Aim of the task -
Every line below must be reproduced exactly. Copy them all.
╭─ Task data
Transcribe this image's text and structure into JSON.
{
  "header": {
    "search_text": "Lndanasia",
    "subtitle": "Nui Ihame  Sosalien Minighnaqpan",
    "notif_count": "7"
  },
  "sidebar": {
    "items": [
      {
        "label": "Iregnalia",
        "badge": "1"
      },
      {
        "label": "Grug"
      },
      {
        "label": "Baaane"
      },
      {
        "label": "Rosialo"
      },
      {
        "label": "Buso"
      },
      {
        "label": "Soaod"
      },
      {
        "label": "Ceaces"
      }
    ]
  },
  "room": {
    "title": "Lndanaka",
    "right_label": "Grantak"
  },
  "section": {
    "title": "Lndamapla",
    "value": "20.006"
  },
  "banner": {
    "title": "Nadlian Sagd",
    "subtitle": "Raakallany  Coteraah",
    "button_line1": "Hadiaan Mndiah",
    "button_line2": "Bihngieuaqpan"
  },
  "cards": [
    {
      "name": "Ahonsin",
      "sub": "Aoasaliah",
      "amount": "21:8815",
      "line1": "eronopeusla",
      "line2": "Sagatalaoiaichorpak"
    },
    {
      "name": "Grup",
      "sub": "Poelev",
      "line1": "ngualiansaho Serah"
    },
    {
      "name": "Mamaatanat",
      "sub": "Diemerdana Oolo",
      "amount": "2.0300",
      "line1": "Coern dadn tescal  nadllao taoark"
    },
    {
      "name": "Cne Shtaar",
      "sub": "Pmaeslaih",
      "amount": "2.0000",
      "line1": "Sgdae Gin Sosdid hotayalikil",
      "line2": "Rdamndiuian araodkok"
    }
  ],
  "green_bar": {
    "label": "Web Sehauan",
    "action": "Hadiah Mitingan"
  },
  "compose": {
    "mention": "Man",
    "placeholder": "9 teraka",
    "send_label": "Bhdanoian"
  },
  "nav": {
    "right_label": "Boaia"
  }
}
╰─
The reply -
Transcribe this image's text and structure into JSON.
{
  "header": {
    "search_text": "Lndanasia",
    "subtitle": "Nui Ihame  Sosalien Minighnaqpan",
    "notif_count": "7"
  },
  "sidebar": {
    "items": [
      {
        "label": "Iregnalia",
        "badge": "1"
      },
      {
        "label": "Grug"
      },
      {
        "label": "Baaane"
      },
      {
        "label": "Rosialo"
      },
      {
        "label": "Buso"
      },
      {
        "label": "Soaod"
      },
      {
        "label": "Ceaces"
      }
    ]
  },
  "room": {
    "title": "Lndanaka",
    "right_label": "Grantak"
  },
  "section": {
    "title": "Lndamapla",
    "value": "20.006"
  },
  "banner": {
    "title": "Nadlian Sagd",
    "subtitle": "Raakallany  Coteraah",
    "button_line1": "Hadiaan Mndiah",
    "button_line2": "Bihngieuaqpan"
  },
  "cards": [
    {
      "name": "Ahonsin",
      "sub": "Aoasaliah",
      "amount": "21:8815",
      "line1": "eronopeusla",
      "line2": "Sagatalaoiaichorpak"
    },
    {
      "name": "Grup",
      "sub": "Poelev",
      "line1": "ngualiansaho Serah"
    },
    {
      "name": "Mamaatanat",
      "sub": "Diemerdana Oolo",
      "amount": "2.0300",
      "line1": "Coern dadn tescal  nadllao taoark"
    },
    {
      "name": "Cne Shtaar",
      "sub": "Pmaeslaih",
      "amount": "2.0000",
      "line1": "Sgdae Gin Sosdid hotayalikil",
      "line2": "Rdamndiuian araodkok"
    }
  ],
  "green_bar": {
    "label": "Web Sehauan",
    "action": "Hadiah Mitingan"
  },
  "compose": {
    "mention": "Man",
    "placeholder": "9 teraka",
    "send_label": "Bhdanoian"
  },
  "nav": {
    "right_label": "Boaia"
  }
}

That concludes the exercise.